Text »
──────────

Splitting my reply, since the other one got deep into test-suite timing
details.

The techniques here look overall pretty reasonable. I think the module
lazy-loading makes the overall code a _little_ uglier, but IMHO the
speedup you're getting is worth it (I was surprised how much of the
improvement comes from that versus avoiding git-config subprocesses).

My only concern is changing the interface of Git::config_regexp() in the
final patch. Do we need to have a config_regexp_with_values() to avoid
breaking third-party users of the module?

-Peff
Ævar Arnfjörð Bjarmason May 13, 2021, 7:37 a.m. UTC | #4
On Wed, May 12 2021, Jeff King wrote:

> On Wed, May 12, 2021 at 03:48:16PM +0200, Ævar Arnfjörð Bjarmason wrote:
>
>> As noted in the subject this speeds up git-send-email invocations by
>> ~2x or more, and brings the very slow t9001 test from running in ~26s
>> on my box to ~12s. It's no longer consistently the slowest test I run.
>> 
>> This is basically done in two ways: We lazily invoke "git config" to
>> get config, before it's very eager, and deferring Perl compilation
>> with s/use/require/g.

──────────

Given entries »
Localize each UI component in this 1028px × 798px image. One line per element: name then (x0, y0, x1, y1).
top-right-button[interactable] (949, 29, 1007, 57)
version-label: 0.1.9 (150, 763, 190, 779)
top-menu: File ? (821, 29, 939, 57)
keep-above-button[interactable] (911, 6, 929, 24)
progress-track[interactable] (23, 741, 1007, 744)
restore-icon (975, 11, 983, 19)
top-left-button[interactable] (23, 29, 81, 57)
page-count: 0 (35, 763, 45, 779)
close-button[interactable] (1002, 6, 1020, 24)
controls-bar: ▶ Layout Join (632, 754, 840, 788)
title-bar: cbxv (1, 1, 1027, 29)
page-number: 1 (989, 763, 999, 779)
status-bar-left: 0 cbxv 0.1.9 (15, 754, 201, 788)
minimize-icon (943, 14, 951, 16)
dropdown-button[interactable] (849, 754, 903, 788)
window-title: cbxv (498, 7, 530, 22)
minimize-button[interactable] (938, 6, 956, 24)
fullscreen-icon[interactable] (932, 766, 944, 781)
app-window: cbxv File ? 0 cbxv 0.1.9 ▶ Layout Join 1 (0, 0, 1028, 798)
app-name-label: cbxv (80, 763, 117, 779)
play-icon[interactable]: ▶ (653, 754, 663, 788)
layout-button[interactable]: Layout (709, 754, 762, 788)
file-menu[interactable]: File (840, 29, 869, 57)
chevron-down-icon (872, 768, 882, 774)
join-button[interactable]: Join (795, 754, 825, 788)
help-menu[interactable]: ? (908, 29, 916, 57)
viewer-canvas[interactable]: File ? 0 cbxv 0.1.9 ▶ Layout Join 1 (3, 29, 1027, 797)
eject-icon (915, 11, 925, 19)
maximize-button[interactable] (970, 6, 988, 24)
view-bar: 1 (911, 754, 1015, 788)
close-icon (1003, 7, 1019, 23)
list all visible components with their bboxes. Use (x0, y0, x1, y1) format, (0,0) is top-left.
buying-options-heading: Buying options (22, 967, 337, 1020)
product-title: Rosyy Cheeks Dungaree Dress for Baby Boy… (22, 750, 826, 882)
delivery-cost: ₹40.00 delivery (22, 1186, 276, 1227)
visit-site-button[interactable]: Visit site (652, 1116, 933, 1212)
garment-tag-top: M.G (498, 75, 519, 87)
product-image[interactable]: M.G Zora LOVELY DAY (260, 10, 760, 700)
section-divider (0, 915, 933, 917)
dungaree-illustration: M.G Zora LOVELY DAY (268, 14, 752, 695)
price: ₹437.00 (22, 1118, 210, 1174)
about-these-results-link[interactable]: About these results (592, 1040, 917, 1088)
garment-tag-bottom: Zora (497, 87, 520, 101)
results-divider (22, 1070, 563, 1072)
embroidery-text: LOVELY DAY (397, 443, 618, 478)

──────────

Goals »
1. Answer from the thread:
(a) According to the thread, about how long did t9001 take to run before the change, and about how long after?
(b) Which function's interface change in the final patch is the one concern raised?
(c) What substitution is given as the way Perl compilation is deferred?
2. Reproduce the records word for word, starting at their first line and stopping after the line that contains "title-bar: cbxv (1, 1, 1027, 29)".

Answers for this exercise »
1.
(a) About 26 seconds before and about 12 seconds after.
(b) Git::config_regexp().
(c) s/use/require/g.

2.
Localize each UI component in this 1028px × 798px image. One line per element: name then (x0, y0, x1, y1).
top-right-button[interactable] (949, 29, 1007, 57)
version-label: 0.1.9 (150, 763, 190, 779)
top-menu: File ? (821, 29, 939, 57)
keep-above-button[interactable] (911, 6, 929, 24)
progress-track[interactable] (23, 741, 1007, 744)
restore-icon (975, 11, 983, 19)
top-left-button[interactable] (23, 29, 81, 57)
page-count: 0 (35, 763, 45, 779)
close-button[interactable] (1002, 6, 1020, 24)
controls-bar: ▶ Layout Join (632, 754, 840, 788)
title-bar: cbxv (1, 1, 1027, 29)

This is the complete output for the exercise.